▶ _SET PROBLEM_: In the entries that follow, locate the line with "Decode this image", then restate that line and all later lines exactly as they appear, leaving pictures out.
────────────────────
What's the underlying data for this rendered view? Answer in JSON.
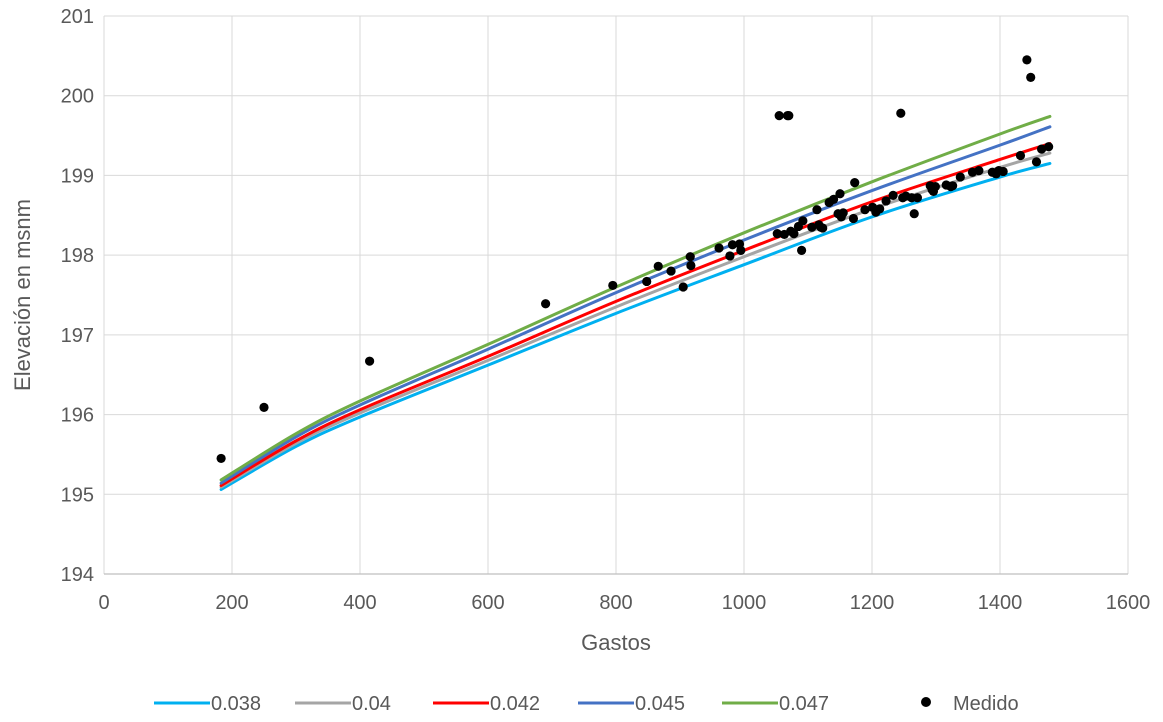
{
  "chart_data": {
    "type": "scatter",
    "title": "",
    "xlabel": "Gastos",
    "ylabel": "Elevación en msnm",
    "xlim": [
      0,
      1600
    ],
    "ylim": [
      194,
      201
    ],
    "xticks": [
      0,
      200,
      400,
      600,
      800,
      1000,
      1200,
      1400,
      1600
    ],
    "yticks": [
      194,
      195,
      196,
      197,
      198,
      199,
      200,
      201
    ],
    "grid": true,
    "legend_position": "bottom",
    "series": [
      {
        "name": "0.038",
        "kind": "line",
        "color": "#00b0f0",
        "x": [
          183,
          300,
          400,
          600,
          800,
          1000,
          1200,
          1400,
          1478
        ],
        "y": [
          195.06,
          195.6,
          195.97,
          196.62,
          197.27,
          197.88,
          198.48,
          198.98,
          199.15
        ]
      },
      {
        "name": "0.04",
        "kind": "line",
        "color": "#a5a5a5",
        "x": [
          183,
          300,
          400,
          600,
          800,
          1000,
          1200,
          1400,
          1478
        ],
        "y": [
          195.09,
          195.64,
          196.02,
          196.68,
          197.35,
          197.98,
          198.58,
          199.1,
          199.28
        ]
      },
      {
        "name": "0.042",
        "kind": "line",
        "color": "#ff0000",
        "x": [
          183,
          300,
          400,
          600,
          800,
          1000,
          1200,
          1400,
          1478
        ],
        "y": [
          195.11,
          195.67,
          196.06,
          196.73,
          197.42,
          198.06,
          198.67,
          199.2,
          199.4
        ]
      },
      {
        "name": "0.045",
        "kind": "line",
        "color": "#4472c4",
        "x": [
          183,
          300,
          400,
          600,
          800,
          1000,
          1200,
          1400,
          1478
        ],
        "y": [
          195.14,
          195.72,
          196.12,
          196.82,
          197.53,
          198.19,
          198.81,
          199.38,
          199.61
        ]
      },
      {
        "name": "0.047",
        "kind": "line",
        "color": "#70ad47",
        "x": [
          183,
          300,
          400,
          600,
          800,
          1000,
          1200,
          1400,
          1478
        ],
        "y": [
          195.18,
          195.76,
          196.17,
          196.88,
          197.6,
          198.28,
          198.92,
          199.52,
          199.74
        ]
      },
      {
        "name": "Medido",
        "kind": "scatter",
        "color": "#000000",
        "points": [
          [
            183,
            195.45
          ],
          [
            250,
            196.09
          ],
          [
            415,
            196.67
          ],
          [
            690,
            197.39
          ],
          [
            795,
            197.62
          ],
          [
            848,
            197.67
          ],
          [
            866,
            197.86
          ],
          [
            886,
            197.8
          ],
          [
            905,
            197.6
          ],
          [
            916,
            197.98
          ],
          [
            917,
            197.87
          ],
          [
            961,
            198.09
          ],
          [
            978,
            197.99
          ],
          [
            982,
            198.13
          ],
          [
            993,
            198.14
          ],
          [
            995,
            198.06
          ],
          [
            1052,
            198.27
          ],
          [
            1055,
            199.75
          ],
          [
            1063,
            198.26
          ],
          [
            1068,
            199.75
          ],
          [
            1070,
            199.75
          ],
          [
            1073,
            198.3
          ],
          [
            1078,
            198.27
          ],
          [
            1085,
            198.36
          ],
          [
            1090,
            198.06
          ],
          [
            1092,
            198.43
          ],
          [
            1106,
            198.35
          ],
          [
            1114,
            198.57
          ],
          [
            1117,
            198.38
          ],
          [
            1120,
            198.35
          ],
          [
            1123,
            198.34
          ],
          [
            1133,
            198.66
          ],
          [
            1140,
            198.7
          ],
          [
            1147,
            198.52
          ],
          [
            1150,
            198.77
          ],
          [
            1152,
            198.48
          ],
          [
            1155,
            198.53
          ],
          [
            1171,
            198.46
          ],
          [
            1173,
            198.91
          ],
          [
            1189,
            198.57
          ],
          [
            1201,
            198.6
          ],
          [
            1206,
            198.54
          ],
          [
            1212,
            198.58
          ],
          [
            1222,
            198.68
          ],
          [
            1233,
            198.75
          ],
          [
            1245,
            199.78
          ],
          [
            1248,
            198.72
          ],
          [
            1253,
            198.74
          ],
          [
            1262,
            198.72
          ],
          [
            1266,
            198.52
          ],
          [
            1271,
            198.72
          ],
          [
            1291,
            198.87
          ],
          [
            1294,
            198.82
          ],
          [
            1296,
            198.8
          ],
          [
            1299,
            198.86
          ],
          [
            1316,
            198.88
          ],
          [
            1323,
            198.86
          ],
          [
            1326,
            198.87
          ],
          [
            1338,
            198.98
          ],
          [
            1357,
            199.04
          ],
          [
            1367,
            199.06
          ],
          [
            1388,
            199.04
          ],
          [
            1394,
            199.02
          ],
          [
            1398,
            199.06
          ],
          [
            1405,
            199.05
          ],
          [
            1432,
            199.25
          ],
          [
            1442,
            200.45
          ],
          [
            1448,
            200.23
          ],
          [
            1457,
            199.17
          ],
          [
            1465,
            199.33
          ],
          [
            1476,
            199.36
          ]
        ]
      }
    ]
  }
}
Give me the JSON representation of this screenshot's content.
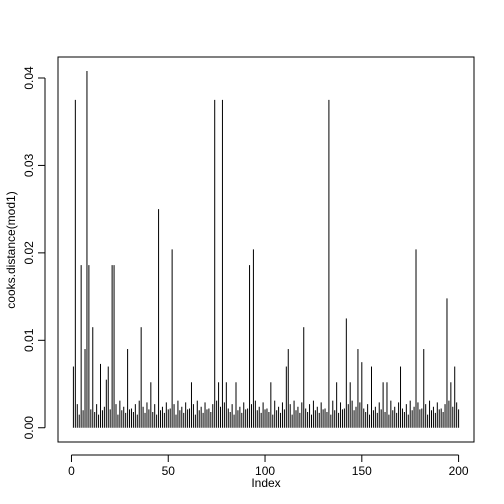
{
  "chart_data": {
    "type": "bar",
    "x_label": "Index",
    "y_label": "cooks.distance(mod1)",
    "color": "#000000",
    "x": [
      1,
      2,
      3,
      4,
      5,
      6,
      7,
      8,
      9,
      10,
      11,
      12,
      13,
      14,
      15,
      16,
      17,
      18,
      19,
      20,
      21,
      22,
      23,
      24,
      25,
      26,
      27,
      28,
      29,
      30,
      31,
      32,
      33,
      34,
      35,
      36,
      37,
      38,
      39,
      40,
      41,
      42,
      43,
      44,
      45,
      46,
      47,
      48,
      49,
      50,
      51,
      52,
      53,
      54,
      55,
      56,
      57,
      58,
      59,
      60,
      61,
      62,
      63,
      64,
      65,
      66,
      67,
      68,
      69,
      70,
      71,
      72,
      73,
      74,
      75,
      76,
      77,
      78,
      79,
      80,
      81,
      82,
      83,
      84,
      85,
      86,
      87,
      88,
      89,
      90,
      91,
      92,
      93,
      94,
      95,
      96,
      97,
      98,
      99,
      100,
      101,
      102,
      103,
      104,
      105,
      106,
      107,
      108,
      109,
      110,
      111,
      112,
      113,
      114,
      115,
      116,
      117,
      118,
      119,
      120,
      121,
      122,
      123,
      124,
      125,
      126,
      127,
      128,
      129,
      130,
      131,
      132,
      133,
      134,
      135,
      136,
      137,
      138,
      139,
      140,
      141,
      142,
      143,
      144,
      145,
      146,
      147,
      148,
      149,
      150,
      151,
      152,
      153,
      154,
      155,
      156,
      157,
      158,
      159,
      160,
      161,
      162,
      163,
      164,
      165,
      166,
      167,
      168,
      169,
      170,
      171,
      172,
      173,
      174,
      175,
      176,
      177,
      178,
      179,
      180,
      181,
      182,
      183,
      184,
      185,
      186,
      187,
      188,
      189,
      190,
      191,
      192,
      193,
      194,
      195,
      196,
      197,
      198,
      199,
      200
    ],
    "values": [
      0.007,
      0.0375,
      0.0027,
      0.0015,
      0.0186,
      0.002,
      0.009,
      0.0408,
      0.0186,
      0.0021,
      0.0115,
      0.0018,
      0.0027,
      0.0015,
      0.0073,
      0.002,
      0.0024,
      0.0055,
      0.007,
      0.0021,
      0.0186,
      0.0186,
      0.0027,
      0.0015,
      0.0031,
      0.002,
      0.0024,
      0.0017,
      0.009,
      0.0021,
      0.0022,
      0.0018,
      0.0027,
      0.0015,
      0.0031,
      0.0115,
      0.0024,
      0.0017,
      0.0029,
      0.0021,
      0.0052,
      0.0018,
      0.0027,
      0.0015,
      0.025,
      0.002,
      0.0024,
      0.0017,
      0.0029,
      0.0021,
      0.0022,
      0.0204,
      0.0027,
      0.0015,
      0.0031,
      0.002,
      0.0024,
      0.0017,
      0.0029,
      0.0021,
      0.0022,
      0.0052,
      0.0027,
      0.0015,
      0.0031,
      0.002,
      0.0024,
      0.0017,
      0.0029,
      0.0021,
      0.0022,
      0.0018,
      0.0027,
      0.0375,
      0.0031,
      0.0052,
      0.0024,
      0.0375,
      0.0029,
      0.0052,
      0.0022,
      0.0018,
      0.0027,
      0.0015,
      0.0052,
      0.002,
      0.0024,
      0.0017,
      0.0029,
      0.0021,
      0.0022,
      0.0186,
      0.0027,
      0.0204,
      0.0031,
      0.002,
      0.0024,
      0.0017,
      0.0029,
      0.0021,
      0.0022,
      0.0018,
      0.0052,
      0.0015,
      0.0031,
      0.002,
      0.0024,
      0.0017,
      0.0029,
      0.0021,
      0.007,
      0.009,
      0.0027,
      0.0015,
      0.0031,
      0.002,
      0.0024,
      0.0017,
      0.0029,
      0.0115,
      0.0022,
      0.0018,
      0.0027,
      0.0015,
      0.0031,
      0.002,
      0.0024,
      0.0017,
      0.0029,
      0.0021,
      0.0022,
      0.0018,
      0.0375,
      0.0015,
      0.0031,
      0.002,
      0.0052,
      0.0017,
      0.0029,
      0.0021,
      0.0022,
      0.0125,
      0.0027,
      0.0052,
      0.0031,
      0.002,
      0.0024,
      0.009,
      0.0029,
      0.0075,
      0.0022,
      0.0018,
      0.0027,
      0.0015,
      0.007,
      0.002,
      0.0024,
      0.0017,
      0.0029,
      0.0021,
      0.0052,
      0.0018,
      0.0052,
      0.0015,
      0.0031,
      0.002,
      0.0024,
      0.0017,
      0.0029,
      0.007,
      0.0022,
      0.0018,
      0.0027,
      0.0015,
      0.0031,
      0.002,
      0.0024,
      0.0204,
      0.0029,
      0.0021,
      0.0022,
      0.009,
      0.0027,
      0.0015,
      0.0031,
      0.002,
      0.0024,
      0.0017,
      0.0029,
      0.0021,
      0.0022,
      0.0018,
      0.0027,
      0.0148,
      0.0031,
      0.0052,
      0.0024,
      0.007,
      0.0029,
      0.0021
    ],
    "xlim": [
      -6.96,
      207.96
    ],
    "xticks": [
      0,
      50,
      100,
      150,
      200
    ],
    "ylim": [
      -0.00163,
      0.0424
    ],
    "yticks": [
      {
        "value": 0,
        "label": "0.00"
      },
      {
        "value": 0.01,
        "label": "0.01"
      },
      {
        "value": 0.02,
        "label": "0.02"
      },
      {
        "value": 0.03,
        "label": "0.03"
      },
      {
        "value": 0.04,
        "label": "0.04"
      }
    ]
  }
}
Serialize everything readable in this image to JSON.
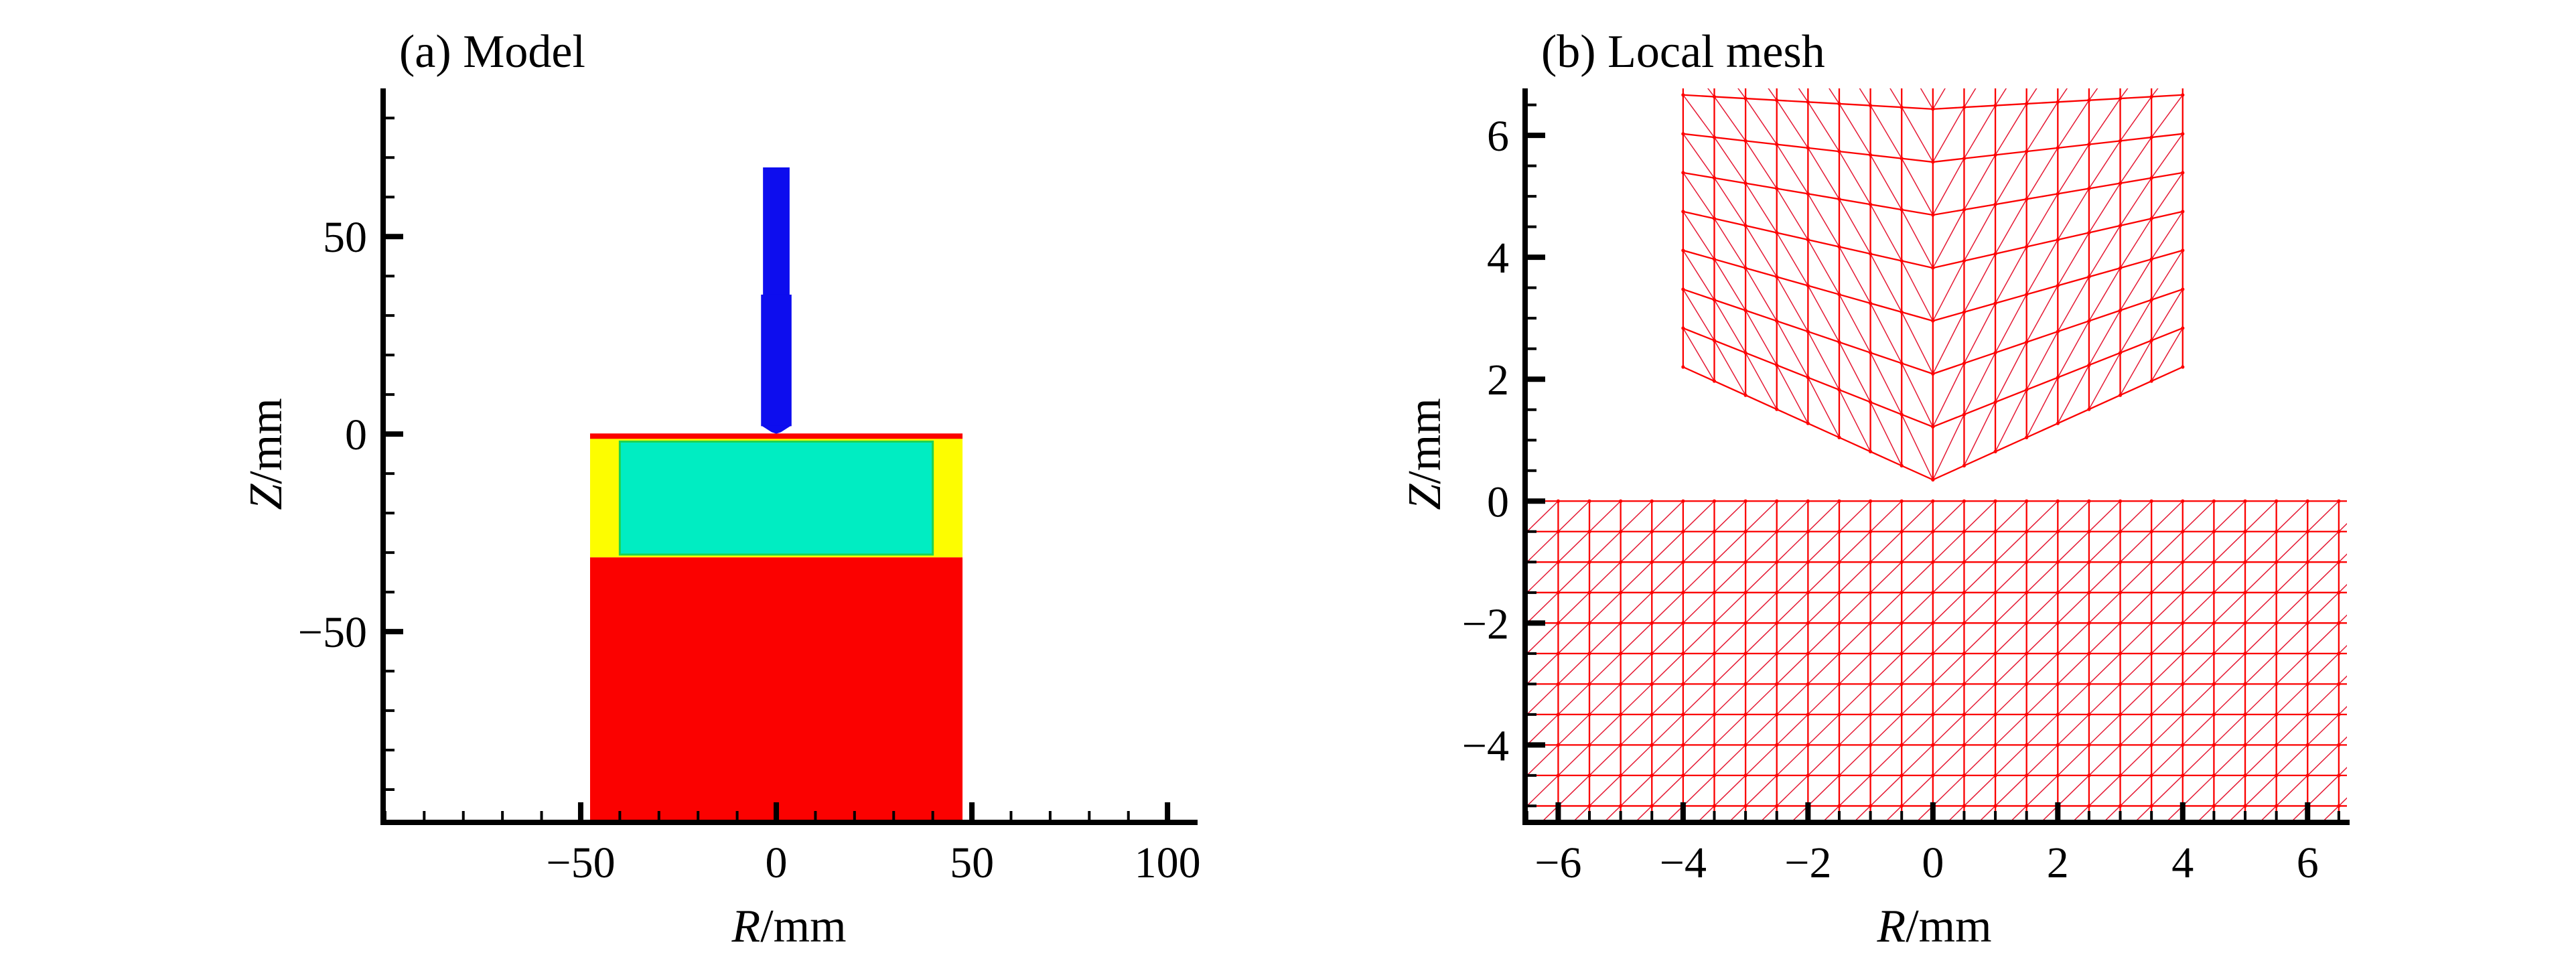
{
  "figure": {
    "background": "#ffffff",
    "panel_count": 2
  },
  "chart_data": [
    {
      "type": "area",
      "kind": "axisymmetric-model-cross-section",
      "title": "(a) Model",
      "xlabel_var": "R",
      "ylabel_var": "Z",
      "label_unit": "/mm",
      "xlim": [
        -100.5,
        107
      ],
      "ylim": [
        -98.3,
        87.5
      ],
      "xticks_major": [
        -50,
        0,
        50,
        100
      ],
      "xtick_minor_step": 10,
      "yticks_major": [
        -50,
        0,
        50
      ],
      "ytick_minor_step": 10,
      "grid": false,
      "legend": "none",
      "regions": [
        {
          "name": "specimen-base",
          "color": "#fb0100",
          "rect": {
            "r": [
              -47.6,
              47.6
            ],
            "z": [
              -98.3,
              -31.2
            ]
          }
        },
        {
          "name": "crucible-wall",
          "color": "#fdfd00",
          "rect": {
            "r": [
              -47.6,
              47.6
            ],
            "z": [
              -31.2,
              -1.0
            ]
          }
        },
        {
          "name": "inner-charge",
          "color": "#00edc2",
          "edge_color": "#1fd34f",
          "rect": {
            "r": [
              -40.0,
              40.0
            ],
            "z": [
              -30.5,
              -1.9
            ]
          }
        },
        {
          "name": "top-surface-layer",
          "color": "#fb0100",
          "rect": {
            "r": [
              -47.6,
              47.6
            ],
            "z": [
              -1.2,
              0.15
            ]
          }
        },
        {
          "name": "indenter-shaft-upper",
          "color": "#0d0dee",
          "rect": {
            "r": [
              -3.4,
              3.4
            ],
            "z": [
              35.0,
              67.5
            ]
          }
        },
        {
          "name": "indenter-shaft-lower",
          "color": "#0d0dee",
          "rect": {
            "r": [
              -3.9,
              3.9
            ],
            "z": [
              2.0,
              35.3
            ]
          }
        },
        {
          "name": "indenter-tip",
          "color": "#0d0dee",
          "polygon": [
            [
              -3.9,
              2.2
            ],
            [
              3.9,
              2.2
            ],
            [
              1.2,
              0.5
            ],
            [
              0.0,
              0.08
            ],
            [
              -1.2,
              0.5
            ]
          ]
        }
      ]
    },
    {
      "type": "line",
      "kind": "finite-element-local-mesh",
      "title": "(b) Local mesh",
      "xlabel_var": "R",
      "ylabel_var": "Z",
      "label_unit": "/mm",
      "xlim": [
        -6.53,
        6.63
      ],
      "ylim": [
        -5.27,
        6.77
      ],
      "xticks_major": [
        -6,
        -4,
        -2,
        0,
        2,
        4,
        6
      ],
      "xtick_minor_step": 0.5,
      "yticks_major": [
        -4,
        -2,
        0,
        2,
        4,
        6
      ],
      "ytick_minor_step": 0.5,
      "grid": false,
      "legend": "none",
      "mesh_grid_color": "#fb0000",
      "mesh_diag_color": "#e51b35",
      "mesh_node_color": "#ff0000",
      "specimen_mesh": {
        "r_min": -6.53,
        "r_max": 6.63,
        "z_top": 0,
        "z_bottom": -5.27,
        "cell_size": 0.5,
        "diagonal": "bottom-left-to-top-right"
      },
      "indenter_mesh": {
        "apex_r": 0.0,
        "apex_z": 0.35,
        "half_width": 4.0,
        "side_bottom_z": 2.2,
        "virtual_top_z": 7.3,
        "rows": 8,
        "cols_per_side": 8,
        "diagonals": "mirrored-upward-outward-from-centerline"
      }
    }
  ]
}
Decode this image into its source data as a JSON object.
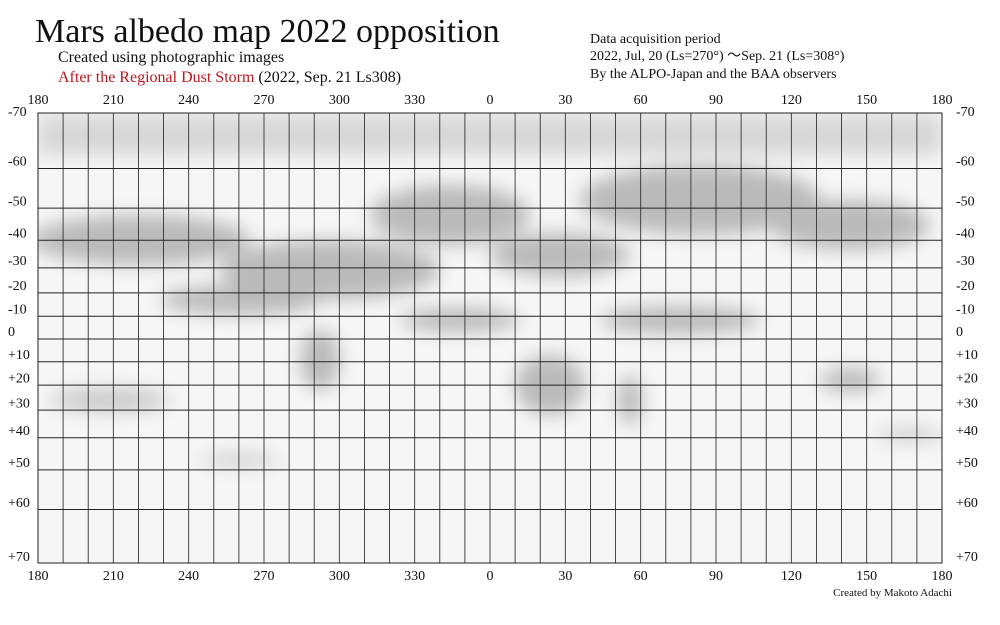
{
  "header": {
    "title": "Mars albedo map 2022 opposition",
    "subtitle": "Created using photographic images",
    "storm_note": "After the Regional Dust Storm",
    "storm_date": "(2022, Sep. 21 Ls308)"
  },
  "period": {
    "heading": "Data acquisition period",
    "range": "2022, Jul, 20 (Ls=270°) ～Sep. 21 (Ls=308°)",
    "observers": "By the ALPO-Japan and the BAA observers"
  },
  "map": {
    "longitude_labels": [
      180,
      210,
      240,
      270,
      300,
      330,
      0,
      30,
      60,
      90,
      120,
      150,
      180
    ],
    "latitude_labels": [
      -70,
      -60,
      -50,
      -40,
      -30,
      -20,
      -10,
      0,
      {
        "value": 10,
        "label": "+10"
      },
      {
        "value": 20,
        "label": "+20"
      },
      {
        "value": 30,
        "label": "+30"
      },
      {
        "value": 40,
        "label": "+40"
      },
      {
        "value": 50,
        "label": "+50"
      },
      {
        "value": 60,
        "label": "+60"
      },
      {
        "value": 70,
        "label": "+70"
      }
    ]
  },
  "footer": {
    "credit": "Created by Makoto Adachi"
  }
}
────────────────────
▶ _RESPONSE TO THIS EXERCISE_:
Decode this image into its source data as a JSON object.
{
  "header": {
    "title": "Mars albedo map 2022 opposition",
    "subtitle": "Created using photographic images",
    "storm_note": "After the Regional Dust Storm",
    "storm_date": "(2022, Sep. 21 Ls308)"
  },
  "period": {
    "heading": "Data acquisition period",
    "range": "2022, Jul, 20 (Ls=270°) ～Sep. 21 (Ls=308°)",
    "observers": "By the ALPO-Japan and the BAA observers"
  },
  "map": {
    "longitude_labels": [
      180,
      210,
      240,
      270,
      300,
      330,
      0,
      30,
      60,
      90,
      120,
      150,
      180
    ],
    "latitude_labels": [
      -70,
      -60,
      -50,
      -40,
      -30,
      -20,
      -10,
      0,
      {
        "value": 10,
        "label": "+10"
      },
      {
        "value": 20,
        "label": "+20"
      },
      {
        "value": 30,
        "label": "+30"
      },
      {
        "value": 40,
        "label": "+40"
      },
      {
        "value": 50,
        "label": "+50"
      },
      {
        "value": 60,
        "label": "+60"
      },
      {
        "value": 70,
        "label": "+70"
      }
    ]
  },
  "footer": {
    "credit": "Created by Makoto Adachi"
  }
}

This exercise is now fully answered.